§ **WHAT IS EXPECTED**
Restate the whole listing exactly.

§ **DATA PROVIDED**
○ ○ ○ ○

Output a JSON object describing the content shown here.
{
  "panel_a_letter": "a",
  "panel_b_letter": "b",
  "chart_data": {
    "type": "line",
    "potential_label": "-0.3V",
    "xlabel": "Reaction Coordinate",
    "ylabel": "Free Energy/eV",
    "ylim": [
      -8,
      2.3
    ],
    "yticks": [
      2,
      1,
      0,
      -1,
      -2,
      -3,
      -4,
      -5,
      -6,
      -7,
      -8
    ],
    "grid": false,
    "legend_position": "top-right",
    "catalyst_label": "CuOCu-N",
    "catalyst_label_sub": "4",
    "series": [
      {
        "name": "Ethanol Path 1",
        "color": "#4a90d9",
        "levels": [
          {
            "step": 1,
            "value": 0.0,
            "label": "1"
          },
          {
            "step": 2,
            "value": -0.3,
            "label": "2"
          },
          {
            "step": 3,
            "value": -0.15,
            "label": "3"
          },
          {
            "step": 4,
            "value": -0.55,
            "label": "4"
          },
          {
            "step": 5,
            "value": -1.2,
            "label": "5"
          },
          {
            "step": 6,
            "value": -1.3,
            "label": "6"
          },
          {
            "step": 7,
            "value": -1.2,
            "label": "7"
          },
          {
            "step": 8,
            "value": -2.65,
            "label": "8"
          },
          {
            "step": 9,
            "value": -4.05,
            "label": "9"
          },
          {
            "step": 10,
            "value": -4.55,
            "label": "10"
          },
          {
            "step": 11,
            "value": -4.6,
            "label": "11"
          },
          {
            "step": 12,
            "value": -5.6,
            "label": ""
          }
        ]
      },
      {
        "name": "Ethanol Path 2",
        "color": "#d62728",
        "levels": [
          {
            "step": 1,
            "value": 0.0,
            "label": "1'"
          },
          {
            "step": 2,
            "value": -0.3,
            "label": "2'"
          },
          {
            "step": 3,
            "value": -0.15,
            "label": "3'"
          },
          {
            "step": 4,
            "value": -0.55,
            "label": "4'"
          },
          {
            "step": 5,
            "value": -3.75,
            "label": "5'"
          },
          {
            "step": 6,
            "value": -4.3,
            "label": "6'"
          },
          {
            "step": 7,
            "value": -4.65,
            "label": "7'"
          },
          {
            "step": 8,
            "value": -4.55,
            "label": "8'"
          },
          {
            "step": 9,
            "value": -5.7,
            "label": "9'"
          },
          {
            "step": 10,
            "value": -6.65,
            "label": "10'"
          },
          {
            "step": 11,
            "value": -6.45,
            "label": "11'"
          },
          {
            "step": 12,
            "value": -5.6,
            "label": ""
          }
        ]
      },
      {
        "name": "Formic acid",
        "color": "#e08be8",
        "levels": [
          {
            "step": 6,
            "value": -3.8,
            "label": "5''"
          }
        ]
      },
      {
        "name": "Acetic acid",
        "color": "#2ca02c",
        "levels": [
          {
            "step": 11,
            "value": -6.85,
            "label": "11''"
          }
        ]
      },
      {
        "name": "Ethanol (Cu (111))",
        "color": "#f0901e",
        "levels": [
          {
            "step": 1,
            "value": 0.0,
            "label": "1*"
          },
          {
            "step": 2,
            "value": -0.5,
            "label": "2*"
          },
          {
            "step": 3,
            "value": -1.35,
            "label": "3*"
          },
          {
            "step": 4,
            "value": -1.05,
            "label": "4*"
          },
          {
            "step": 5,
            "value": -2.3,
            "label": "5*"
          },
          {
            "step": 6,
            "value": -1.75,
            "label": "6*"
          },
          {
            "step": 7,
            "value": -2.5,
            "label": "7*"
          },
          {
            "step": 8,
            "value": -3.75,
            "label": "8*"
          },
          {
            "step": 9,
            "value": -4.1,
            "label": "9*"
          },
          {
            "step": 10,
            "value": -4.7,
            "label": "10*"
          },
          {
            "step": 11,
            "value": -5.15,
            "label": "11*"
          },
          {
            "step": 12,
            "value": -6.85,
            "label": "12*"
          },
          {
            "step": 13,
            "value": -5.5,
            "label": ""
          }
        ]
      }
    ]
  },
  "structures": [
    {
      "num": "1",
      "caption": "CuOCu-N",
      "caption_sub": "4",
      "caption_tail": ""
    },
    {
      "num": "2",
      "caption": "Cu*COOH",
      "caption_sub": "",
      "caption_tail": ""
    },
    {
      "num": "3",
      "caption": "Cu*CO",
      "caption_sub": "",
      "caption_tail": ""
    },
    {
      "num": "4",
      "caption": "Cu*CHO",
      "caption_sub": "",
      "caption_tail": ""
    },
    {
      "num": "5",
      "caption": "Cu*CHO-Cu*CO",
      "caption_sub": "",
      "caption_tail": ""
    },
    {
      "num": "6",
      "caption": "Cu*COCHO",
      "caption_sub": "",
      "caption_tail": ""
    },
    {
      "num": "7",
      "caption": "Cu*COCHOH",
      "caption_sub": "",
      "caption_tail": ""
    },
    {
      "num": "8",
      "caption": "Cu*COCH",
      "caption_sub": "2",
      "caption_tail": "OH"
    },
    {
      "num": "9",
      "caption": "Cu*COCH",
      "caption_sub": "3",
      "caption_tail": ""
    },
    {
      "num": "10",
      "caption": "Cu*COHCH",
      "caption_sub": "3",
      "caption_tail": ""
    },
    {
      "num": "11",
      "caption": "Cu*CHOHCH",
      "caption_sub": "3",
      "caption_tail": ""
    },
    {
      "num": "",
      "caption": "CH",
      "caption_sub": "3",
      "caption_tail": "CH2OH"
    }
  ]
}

○ ○ ○ ○

§ **WORKED SOLUTION**
Output a JSON object describing the content shown here.
{
  "panel_a_letter": "a",
  "panel_b_letter": "b",
  "chart_data": {
    "type": "line",
    "potential_label": "-0.3V",
    "xlabel": "Reaction Coordinate",
    "ylabel": "Free Energy/eV",
    "ylim": [
      -8,
      2.3
    ],
    "yticks": [
      2,
      1,
      0,
      -1,
      -2,
      -3,
      -4,
      -5,
      -6,
      -7,
      -8
    ],
    "grid": false,
    "legend_position": "top-right",
    "catalyst_label": "CuOCu-N",
    "catalyst_label_sub": "4",
    "series": [
      {
        "name": "Ethanol Path 1",
        "color": "#4a90d9",
        "levels": [
          {
            "step": 1,
            "value": 0.0,
            "label": "1"
          },
          {
            "step": 2,
            "value": -0.3,
            "label": "2"
          },
          {
            "step": 3,
            "value": -0.15,
            "label": "3"
          },
          {
            "step": 4,
            "value": -0.55,
            "label": "4"
          },
          {
            "step": 5,
            "value": -1.2,
            "label": "5"
          },
          {
            "step": 6,
            "value": -1.3,
            "label": "6"
          },
          {
            "step": 7,
            "value": -1.2,
            "label": "7"
          },
          {
            "step": 8,
            "value": -2.65,
            "label": "8"
          },
          {
            "step": 9,
            "value": -4.05,
            "label": "9"
          },
          {
            "step": 10,
            "value": -4.55,
            "label": "10"
          },
          {
            "step": 11,
            "value": -4.6,
            "label": "11"
          },
          {
            "step": 12,
            "value": -5.6,
            "label": ""
          }
        ]
      },
      {
        "name": "Ethanol Path 2",
        "color": "#d62728",
        "levels": [
          {
            "step": 1,
            "value": 0.0,
            "label": "1'"
          },
          {
            "step": 2,
            "value": -0.3,
            "label": "2'"
          },
          {
            "step": 3,
            "value": -0.15,
            "label": "3'"
          },
          {
            "step": 4,
            "value": -0.55,
            "label": "4'"
          },
          {
            "step": 5,
            "value": -3.75,
            "label": "5'"
          },
          {
            "step": 6,
            "value": -4.3,
            "label": "6'"
          },
          {
            "step": 7,
            "value": -4.65,
            "label": "7'"
          },
          {
            "step": 8,
            "value": -4.55,
            "label": "8'"
          },
          {
            "step": 9,
            "value": -5.7,
            "label": "9'"
          },
          {
            "step": 10,
            "value": -6.65,
            "label": "10'"
          },
          {
            "step": 11,
            "value": -6.45,
            "label": "11'"
          },
          {
            "step": 12,
            "value": -5.6,
            "label": ""
          }
        ]
      },
      {
        "name": "Formic acid",
        "color": "#e08be8",
        "levels": [
          {
            "step": 6,
            "value": -3.8,
            "label": "5''"
          }
        ]
      },
      {
        "name": "Acetic acid",
        "color": "#2ca02c",
        "levels": [
          {
            "step": 11,
            "value": -6.85,
            "label": "11''"
          }
        ]
      },
      {
        "name": "Ethanol (Cu (111))",
        "color": "#f0901e",
        "levels": [
          {
            "step": 1,
            "value": 0.0,
            "label": "1*"
          },
          {
            "step": 2,
            "value": -0.5,
            "label": "2*"
          },
          {
            "step": 3,
            "value": -1.35,
            "label": "3*"
          },
          {
            "step": 4,
            "value": -1.05,
            "label": "4*"
          },
          {
            "step": 5,
            "value": -2.3,
            "label": "5*"
          },
          {
            "step": 6,
            "value": -1.75,
            "label": "6*"
          },
          {
            "step": 7,
            "value": -2.5,
            "label": "7*"
          },
          {
            "step": 8,
            "value": -3.75,
            "label": "8*"
          },
          {
            "step": 9,
            "value": -4.1,
            "label": "9*"
          },
          {
            "step": 10,
            "value": -4.7,
            "label": "10*"
          },
          {
            "step": 11,
            "value": -5.15,
            "label": "11*"
          },
          {
            "step": 12,
            "value": -6.85,
            "label": "12*"
          },
          {
            "step": 13,
            "value": -5.5,
            "label": ""
          }
        ]
      }
    ]
  },
  "structures": [
    {
      "num": "1",
      "caption": "CuOCu-N",
      "caption_sub": "4",
      "caption_tail": ""
    },
    {
      "num": "2",
      "caption": "Cu*COOH",
      "caption_sub": "",
      "caption_tail": ""
    },
    {
      "num": "3",
      "caption": "Cu*CO",
      "caption_sub": "",
      "caption_tail": ""
    },
    {
      "num": "4",
      "caption": "Cu*CHO",
      "caption_sub": "",
      "caption_tail": ""
    },
    {
      "num": "5",
      "caption": "Cu*CHO-Cu*CO",
      "caption_sub": "",
      "caption_tail": ""
    },
    {
      "num": "6",
      "caption": "Cu*COCHO",
      "caption_sub": "",
      "caption_tail": ""
    },
    {
      "num": "7",
      "caption": "Cu*COCHOH",
      "caption_sub": "",
      "caption_tail": ""
    },
    {
      "num": "8",
      "caption": "Cu*COCH",
      "caption_sub": "2",
      "caption_tail": "OH"
    },
    {
      "num": "9",
      "caption": "Cu*COCH",
      "caption_sub": "3",
      "caption_tail": ""
    },
    {
      "num": "10",
      "caption": "Cu*COHCH",
      "caption_sub": "3",
      "caption_tail": ""
    },
    {
      "num": "11",
      "caption": "Cu*CHOHCH",
      "caption_sub": "3",
      "caption_tail": ""
    },
    {
      "num": "",
      "caption": "CH",
      "caption_sub": "3",
      "caption_tail": "CH2OH"
    }
  ]
}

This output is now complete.